* _Task to carry out_: Look for the string "author" in the lines and copy each line that has it.

================

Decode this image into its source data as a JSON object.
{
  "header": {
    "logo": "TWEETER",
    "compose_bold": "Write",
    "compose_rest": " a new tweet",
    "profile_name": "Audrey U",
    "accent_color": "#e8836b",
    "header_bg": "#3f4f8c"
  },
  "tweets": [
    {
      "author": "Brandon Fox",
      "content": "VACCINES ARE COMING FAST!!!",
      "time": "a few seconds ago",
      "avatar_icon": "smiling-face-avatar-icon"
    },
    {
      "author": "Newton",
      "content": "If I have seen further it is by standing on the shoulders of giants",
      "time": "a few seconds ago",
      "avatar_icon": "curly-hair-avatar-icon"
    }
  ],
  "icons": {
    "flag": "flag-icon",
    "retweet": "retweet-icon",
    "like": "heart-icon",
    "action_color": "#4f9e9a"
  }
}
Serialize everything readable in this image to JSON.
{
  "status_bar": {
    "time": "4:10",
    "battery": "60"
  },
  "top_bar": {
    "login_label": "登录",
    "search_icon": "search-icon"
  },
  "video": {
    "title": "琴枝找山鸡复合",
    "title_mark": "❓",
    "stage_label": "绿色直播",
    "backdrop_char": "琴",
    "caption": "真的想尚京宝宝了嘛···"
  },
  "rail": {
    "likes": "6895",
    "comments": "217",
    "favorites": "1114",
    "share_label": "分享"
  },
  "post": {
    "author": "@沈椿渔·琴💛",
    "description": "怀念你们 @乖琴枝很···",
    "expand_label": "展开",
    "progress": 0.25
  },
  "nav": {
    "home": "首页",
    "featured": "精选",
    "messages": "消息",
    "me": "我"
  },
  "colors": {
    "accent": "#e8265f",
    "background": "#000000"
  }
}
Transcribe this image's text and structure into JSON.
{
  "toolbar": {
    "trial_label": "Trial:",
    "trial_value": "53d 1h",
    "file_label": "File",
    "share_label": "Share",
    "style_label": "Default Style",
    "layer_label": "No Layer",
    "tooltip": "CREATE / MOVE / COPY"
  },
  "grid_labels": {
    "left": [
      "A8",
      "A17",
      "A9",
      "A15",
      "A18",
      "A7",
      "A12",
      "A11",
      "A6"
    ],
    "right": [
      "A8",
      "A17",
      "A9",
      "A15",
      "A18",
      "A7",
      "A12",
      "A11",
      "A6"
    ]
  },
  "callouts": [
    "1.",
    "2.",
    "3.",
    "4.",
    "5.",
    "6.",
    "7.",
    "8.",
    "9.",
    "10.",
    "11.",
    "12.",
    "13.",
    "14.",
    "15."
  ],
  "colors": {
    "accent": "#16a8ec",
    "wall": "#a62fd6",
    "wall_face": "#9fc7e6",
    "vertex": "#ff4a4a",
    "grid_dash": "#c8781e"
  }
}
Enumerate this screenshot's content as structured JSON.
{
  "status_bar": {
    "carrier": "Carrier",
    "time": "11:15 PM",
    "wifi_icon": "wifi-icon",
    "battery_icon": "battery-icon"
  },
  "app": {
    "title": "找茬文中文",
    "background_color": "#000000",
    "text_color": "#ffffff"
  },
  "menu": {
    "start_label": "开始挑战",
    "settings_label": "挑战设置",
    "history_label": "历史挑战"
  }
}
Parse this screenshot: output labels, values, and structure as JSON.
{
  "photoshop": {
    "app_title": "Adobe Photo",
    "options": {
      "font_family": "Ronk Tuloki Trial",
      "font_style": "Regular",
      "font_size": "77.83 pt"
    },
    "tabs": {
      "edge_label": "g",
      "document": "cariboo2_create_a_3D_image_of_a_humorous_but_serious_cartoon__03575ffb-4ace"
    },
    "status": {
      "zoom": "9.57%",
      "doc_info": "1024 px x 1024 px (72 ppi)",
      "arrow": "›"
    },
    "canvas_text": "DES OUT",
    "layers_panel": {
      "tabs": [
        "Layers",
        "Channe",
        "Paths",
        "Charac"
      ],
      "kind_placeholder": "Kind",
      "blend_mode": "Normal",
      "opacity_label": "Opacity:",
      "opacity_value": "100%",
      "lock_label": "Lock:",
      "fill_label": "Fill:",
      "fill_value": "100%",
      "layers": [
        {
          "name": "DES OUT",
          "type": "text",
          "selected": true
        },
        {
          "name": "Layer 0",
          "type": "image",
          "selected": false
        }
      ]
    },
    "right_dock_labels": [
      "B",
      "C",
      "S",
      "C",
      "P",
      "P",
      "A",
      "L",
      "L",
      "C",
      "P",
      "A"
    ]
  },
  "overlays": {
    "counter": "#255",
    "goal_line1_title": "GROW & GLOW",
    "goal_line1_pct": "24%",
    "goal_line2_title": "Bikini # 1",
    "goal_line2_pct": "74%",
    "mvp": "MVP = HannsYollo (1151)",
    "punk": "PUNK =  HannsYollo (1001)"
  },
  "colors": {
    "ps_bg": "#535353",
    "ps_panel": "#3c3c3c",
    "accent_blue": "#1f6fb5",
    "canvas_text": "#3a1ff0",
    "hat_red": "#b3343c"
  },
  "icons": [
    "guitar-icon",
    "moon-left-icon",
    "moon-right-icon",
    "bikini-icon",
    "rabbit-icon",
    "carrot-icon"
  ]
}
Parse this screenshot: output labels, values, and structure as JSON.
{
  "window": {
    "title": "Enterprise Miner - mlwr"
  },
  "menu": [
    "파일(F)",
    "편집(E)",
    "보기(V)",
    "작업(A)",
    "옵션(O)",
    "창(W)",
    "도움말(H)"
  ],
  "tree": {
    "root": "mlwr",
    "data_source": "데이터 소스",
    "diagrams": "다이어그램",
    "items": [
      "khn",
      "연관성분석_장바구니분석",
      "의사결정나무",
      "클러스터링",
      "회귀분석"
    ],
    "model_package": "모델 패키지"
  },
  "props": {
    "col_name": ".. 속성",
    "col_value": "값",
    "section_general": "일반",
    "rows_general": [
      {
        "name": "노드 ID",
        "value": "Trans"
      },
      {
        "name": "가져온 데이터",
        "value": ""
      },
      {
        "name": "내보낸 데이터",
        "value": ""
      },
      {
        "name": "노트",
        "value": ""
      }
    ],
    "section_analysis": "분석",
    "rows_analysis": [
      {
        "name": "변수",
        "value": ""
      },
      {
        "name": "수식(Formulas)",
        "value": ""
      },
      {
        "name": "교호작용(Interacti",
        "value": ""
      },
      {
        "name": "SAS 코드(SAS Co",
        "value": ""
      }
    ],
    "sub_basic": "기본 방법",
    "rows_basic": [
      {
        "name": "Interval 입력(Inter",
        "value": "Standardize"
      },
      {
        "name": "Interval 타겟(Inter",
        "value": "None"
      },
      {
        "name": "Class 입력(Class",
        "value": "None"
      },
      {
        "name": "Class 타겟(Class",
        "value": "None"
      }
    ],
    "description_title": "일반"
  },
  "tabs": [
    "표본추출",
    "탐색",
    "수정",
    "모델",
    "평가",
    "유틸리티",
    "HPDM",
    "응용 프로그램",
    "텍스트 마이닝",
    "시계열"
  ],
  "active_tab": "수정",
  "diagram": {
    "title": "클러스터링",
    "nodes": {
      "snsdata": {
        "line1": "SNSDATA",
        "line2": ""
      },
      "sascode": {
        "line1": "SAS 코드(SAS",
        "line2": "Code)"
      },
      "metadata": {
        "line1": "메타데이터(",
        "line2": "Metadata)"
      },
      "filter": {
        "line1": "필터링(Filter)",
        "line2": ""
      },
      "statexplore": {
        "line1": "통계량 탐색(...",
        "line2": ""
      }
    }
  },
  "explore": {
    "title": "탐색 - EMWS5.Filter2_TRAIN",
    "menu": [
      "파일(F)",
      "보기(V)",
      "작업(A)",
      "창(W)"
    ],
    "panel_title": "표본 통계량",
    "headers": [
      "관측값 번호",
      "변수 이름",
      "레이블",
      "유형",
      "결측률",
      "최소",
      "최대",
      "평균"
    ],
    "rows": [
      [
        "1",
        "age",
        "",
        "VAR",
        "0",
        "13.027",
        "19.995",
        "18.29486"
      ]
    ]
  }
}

================

* _Written solution_:
      "author": "Brandon Fox",
      "author": "Newton",
    "author": "@沈椿渔·琴💛",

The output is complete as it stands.